• TASK DETAILS: The listing below should be printed exactly, every line of it. Skip the pictures.
————————
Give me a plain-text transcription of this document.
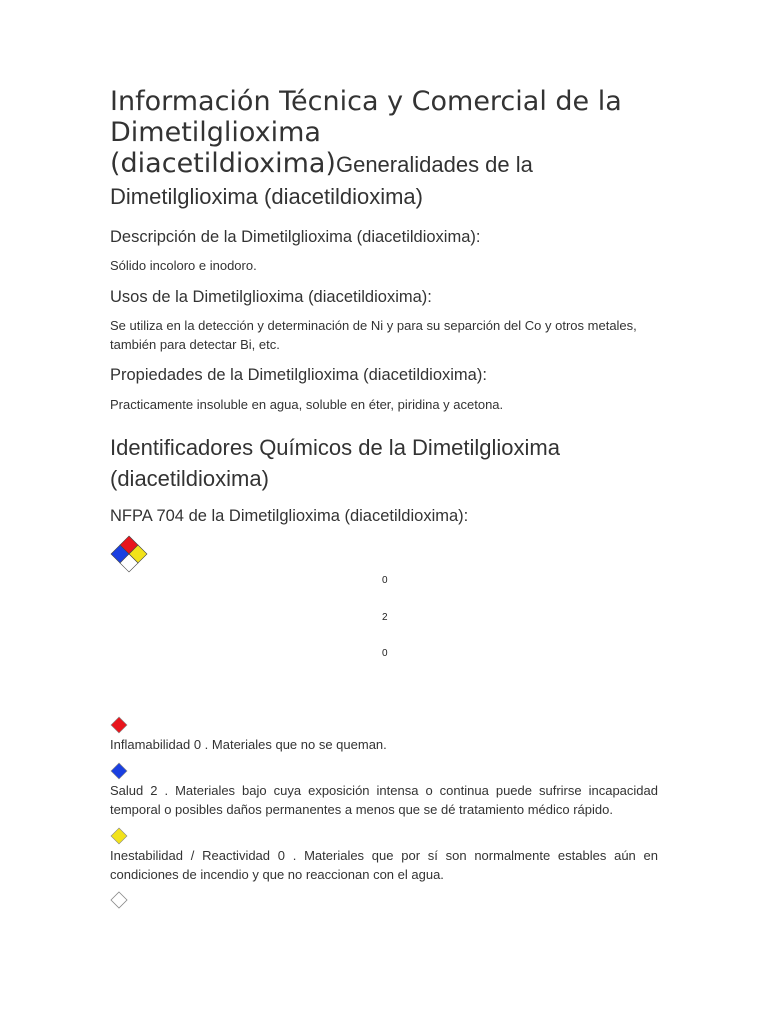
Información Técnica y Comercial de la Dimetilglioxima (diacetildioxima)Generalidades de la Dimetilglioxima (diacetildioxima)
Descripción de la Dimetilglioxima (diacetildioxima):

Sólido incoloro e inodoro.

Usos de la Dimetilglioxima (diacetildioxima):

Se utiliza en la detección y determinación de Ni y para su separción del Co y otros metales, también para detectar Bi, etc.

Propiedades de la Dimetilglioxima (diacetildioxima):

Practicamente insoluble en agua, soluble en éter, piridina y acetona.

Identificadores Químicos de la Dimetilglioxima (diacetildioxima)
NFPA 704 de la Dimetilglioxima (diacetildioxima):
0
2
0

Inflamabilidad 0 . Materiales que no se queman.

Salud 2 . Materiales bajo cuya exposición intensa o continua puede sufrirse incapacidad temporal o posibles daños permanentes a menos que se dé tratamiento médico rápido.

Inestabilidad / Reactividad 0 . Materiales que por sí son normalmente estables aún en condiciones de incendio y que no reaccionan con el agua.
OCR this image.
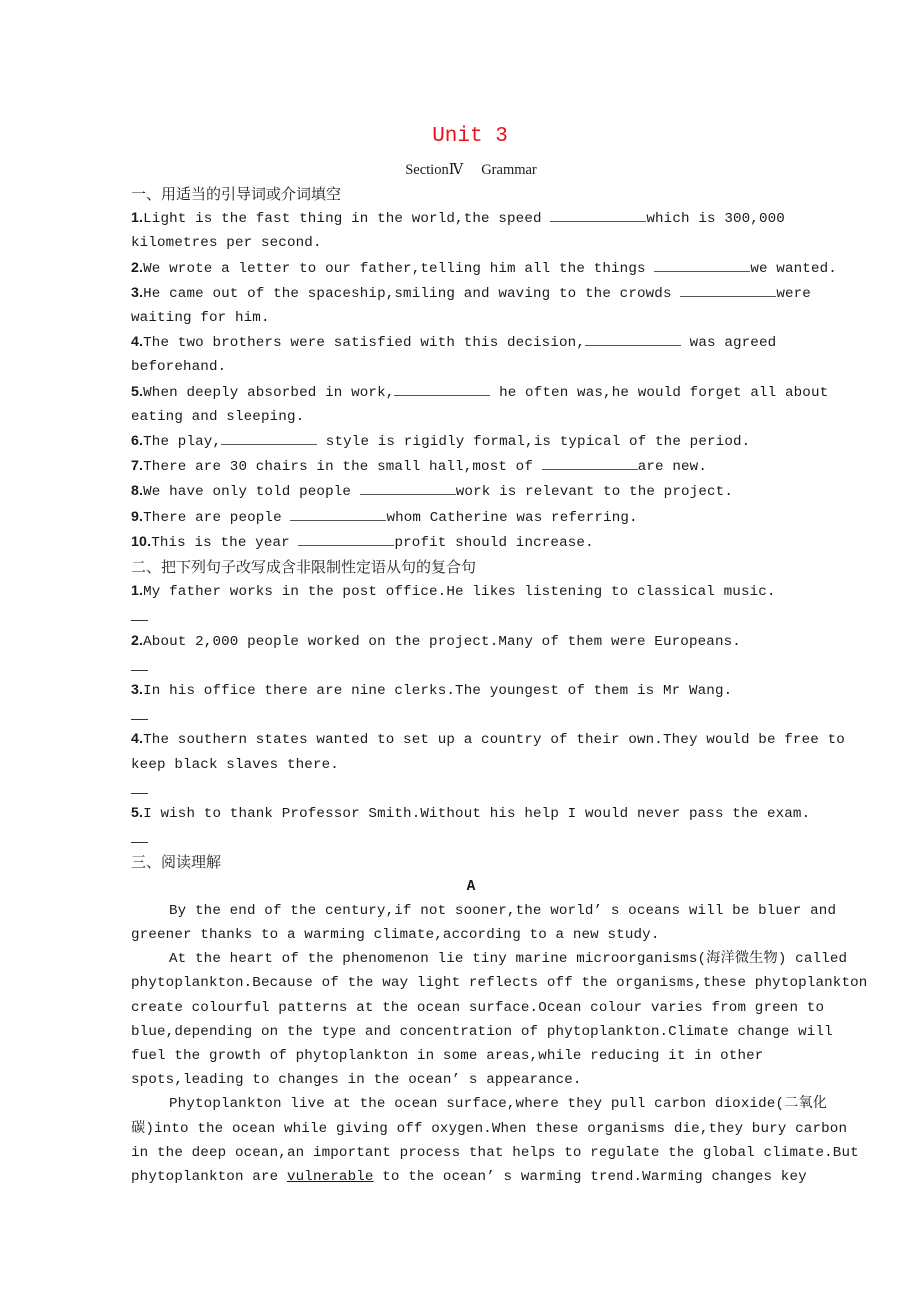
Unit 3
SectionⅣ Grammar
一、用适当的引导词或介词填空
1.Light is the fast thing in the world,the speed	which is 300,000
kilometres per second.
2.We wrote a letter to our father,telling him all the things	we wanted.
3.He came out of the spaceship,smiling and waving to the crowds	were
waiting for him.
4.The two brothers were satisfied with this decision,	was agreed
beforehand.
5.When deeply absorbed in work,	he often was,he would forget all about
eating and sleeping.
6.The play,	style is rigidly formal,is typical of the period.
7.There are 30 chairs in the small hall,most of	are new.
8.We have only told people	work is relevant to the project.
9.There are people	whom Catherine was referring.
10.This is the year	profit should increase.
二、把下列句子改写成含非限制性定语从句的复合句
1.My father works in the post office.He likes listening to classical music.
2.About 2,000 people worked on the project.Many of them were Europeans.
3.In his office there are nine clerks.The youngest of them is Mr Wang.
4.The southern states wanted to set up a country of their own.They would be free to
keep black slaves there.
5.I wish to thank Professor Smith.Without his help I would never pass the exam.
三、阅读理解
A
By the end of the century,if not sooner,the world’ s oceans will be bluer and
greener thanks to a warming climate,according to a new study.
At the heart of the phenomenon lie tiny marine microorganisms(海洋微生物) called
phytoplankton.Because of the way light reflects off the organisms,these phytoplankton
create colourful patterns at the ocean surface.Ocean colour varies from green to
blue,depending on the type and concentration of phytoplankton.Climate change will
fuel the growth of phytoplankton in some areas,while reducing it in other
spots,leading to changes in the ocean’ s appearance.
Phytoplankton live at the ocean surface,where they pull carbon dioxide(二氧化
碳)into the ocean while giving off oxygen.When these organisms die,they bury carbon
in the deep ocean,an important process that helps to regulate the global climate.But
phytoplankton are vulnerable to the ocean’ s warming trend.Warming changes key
————————
• THE OUTPUT:
Give me a plain-text transcription of this document.
Información Técnica y Comercial de la Dimetilglioxima (diacetildioxima)Generalidades de la Dimetilglioxima (diacetildioxima)
Descripción de la Dimetilglioxima (diacetildioxima):

Sólido incoloro e inodoro.

Usos de la Dimetilglioxima (diacetildioxima):

Se utiliza en la detección y determinación de Ni y para su separción del Co y otros metales, también para detectar Bi, etc.

Propiedades de la Dimetilglioxima (diacetildioxima):

Practicamente insoluble en agua, soluble en éter, piridina y acetona.

Identificadores Químicos de la Dimetilglioxima (diacetildioxima)
NFPA 704 de la Dimetilglioxima (diacetildioxima):
0
2
0

Inflamabilidad 0 . Materiales que no se queman.

Salud 2 . Materiales bajo cuya exposición intensa o continua puede sufrirse incapacidad temporal o posibles daños permanentes a menos que se dé tratamiento médico rápido.

Inestabilidad / Reactividad 0 . Materiales que por sí son normalmente estables aún en condiciones de incendio y que no reaccionan con el agua.
OCR this image.
Unit 3
SectionⅣ Grammar
一、用适当的引导词或介词填空
1.Light is the fast thing in the world,the speed	which is 300,000
kilometres per second.
2.We wrote a letter to our father,telling him all the things	we wanted.
3.He came out of the spaceship,smiling and waving to the crowds	were
waiting for him.
4.The two brothers were satisfied with this decision,	was agreed
beforehand.
5.When deeply absorbed in work,	he often was,he would forget all about
eating and sleeping.
6.The play,	style is rigidly formal,is typical of the period.
7.There are 30 chairs in the small hall,most of	are new.
8.We have only told people	work is relevant to the project.
9.There are people	whom Catherine was referring.
10.This is the year	profit should increase.
二、把下列句子改写成含非限制性定语从句的复合句
1.My father works in the post office.He likes listening to classical music.
2.About 2,000 people worked on the project.Many of them were Europeans.
3.In his office there are nine clerks.The youngest of them is Mr Wang.
4.The southern states wanted to set up a country of their own.They would be free to
keep black slaves there.
5.I wish to thank Professor Smith.Without his help I would never pass the exam.
三、阅读理解
A
By the end of the century,if not sooner,the world’ s oceans will be bluer and
greener thanks to a warming climate,according to a new study.
At the heart of the phenomenon lie tiny marine microorganisms(海洋微生物) called
phytoplankton.Because of the way light reflects off the organisms,these phytoplankton
create colourful patterns at the ocean surface.Ocean colour varies from green to
blue,depending on the type and concentration of phytoplankton.Climate change will
fuel the growth of phytoplankton in some areas,while reducing it in other
spots,leading to changes in the ocean’ s appearance.
Phytoplankton live at the ocean surface,where they pull carbon dioxide(二氧化
碳)into the ocean while giving off oxygen.When these organisms die,they bury carbon
in the deep ocean,an important process that helps to regulate the global climate.But
phytoplankton are vulnerable to the ocean’ s warming trend.Warming changes key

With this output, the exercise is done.